*SHORT PROBLEM*
Take the material below and retype it in full; pictures are left out.

Extracted records
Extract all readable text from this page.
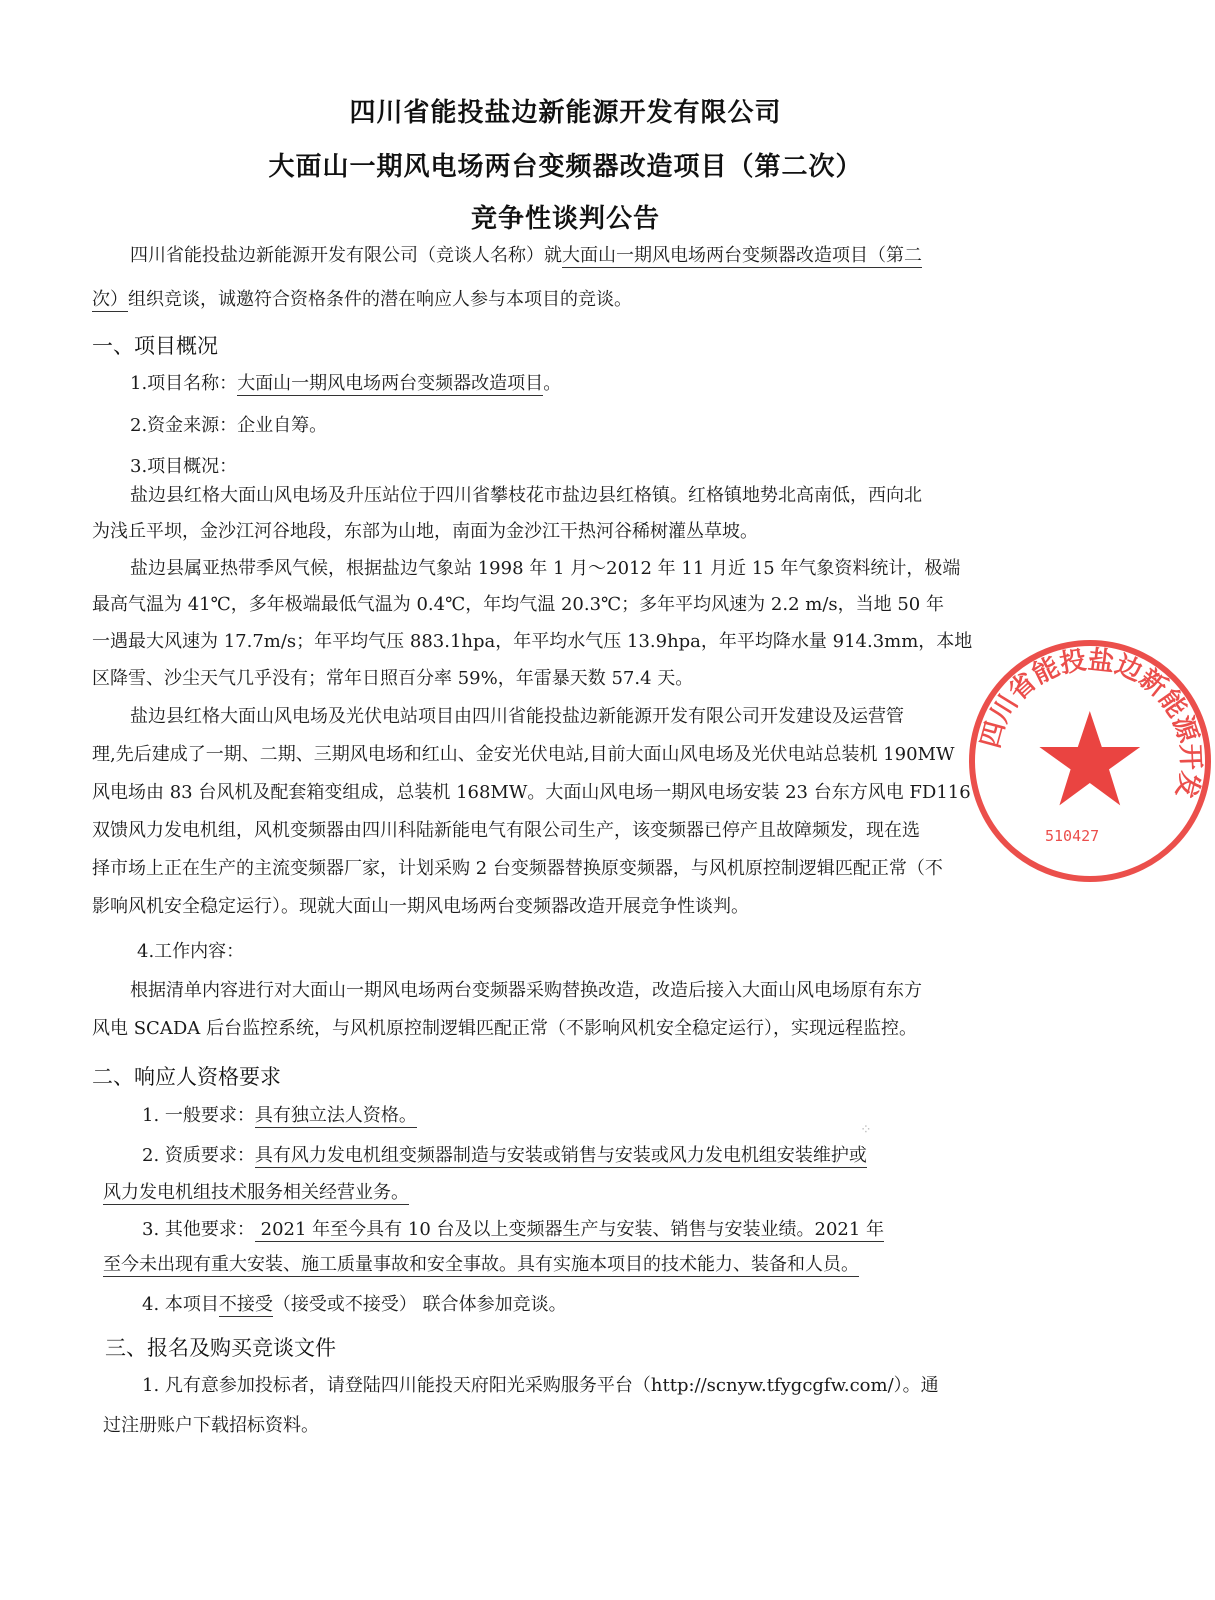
四川省能投盐边新能源开发有限公司
大面山一期风电场两台变频器改造项目（第二次）
竞争性谈判公告
四川省能投盐边新能源开发有限公司（竞谈人名称）就大面山一期风电场两台变频器改造项目（第二
次）组织竞谈，诚邀符合资格条件的潜在响应人参与本项目的竞谈。
一、项目概况
1.项目名称：大面山一期风电场两台变频器改造项目。
2.资金来源：企业自筹。
3.项目概况：
盐边县红格大面山风电场及升压站位于四川省攀枝花市盐边县红格镇。红格镇地势北高南低，西向北
为浅丘平坝，金沙江河谷地段，东部为山地，南面为金沙江干热河谷稀树灌丛草坡。
盐边县属亚热带季风气候，根据盐边气象站 1998 年 1 月～2012 年 11 月近 15 年气象资料统计，极端
最高气温为 41℃，多年极端最低气温为 0.4℃，年均气温 20.3℃；多年平均风速为 2.2 m/s，当地 50 年
一遇最大风速为 17.7m/s；年平均气压 883.1hpa，年平均水气压 13.9hpa，年平均降水量 914.3mm，本地
区降雪、沙尘天气几乎没有；常年日照百分率 59%，年雷暴天数 57.4 天。
盐边县红格大面山风电场及光伏电站项目由四川省能投盐边新能源开发有限公司开发建设及运营管
理,先后建成了一期、二期、三期风电场和红山、金安光伏电站,目前大面山风电场及光伏电站总装机 190MW
风电场由 83 台风机及配套箱变组成，总装机 168MW。大面山风电场一期风电场安装 23 台东方风电 FD116
双馈风力发电机组，风机变频器由四川科陆新能电气有限公司生产，该变频器已停产且故障频发，现在选
择市场上正在生产的主流变频器厂家，计划采购 2 台变频器替换原变频器，与风机原控制逻辑匹配正常（不
影响风机安全稳定运行）。现就大面山一期风电场两台变频器改造开展竞争性谈判。
4.工作内容：
根据清单内容进行对大面山一期风电场两台变频器采购替换改造，改造后接入大面山风电场原有东方
风电 SCADA 后台监控系统，与风机原控制逻辑匹配正常（不影响风机安全稳定运行），实现远程监控。
二、响应人资格要求
1. 一般要求：具有独立法人资格。
2. 资质要求：具有风力发电机组变频器制造与安装或销售与安装或风力发电机组安装维护或
风力发电机组技术服务相关经营业务。
3. 其他要求： 2021 年至今具有 10 台及以上变频器生产与安装、销售与安装业绩。2021 年
至今未出现有重大安装、施工质量事故和安全事故。具有实施本项目的技术能力、装备和人员。
4. 本项目不接受（接受或不接受） 联合体参加竞谈。
三、报名及购买竞谈文件
1. 凡有意参加投标者，请登陆四川能投天府阳光采购服务平台（http://scnyw.tfygcgfw.com/）。通
过注册账户下载招标资料。
⁘
四川省能投盐边新能源开发
510427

*RESULT OF THIS TASK*
Extract all readable text from this page.
四川省能投盐边新能源开发有限公司
大面山一期风电场两台变频器改造项目（第二次）
竞争性谈判公告
四川省能投盐边新能源开发有限公司（竞谈人名称）就大面山一期风电场两台变频器改造项目（第二
次）组织竞谈，诚邀符合资格条件的潜在响应人参与本项目的竞谈。
一、项目概况
1.项目名称：大面山一期风电场两台变频器改造项目。
2.资金来源：企业自筹。
3.项目概况：
盐边县红格大面山风电场及升压站位于四川省攀枝花市盐边县红格镇。红格镇地势北高南低，西向北
为浅丘平坝，金沙江河谷地段，东部为山地，南面为金沙江干热河谷稀树灌丛草坡。
盐边县属亚热带季风气候，根据盐边气象站 1998 年 1 月～2012 年 11 月近 15 年气象资料统计，极端
最高气温为 41℃，多年极端最低气温为 0.4℃，年均气温 20.3℃；多年平均风速为 2.2 m/s，当地 50 年
一遇最大风速为 17.7m/s；年平均气压 883.1hpa，年平均水气压 13.9hpa，年平均降水量 914.3mm，本地
区降雪、沙尘天气几乎没有；常年日照百分率 59%，年雷暴天数 57.4 天。
盐边县红格大面山风电场及光伏电站项目由四川省能投盐边新能源开发有限公司开发建设及运营管
理,先后建成了一期、二期、三期风电场和红山、金安光伏电站,目前大面山风电场及光伏电站总装机 190MW
风电场由 83 台风机及配套箱变组成，总装机 168MW。大面山风电场一期风电场安装 23 台东方风电 FD116
双馈风力发电机组，风机变频器由四川科陆新能电气有限公司生产，该变频器已停产且故障频发，现在选
择市场上正在生产的主流变频器厂家，计划采购 2 台变频器替换原变频器，与风机原控制逻辑匹配正常（不
影响风机安全稳定运行）。现就大面山一期风电场两台变频器改造开展竞争性谈判。
4.工作内容：
根据清单内容进行对大面山一期风电场两台变频器采购替换改造，改造后接入大面山风电场原有东方
风电 SCADA 后台监控系统，与风机原控制逻辑匹配正常（不影响风机安全稳定运行），实现远程监控。
二、响应人资格要求
1. 一般要求：具有独立法人资格。
2. 资质要求：具有风力发电机组变频器制造与安装或销售与安装或风力发电机组安装维护或
风力发电机组技术服务相关经营业务。
3. 其他要求： 2021 年至今具有 10 台及以上变频器生产与安装、销售与安装业绩。2021 年
至今未出现有重大安装、施工质量事故和安全事故。具有实施本项目的技术能力、装备和人员。
4. 本项目不接受（接受或不接受） 联合体参加竞谈。
三、报名及购买竞谈文件
1. 凡有意参加投标者，请登陆四川能投天府阳光采购服务平台（http://scnyw.tfygcgfw.com/）。通
过注册账户下载招标资料。
⁘
四川省能投盐边新能源开发
510427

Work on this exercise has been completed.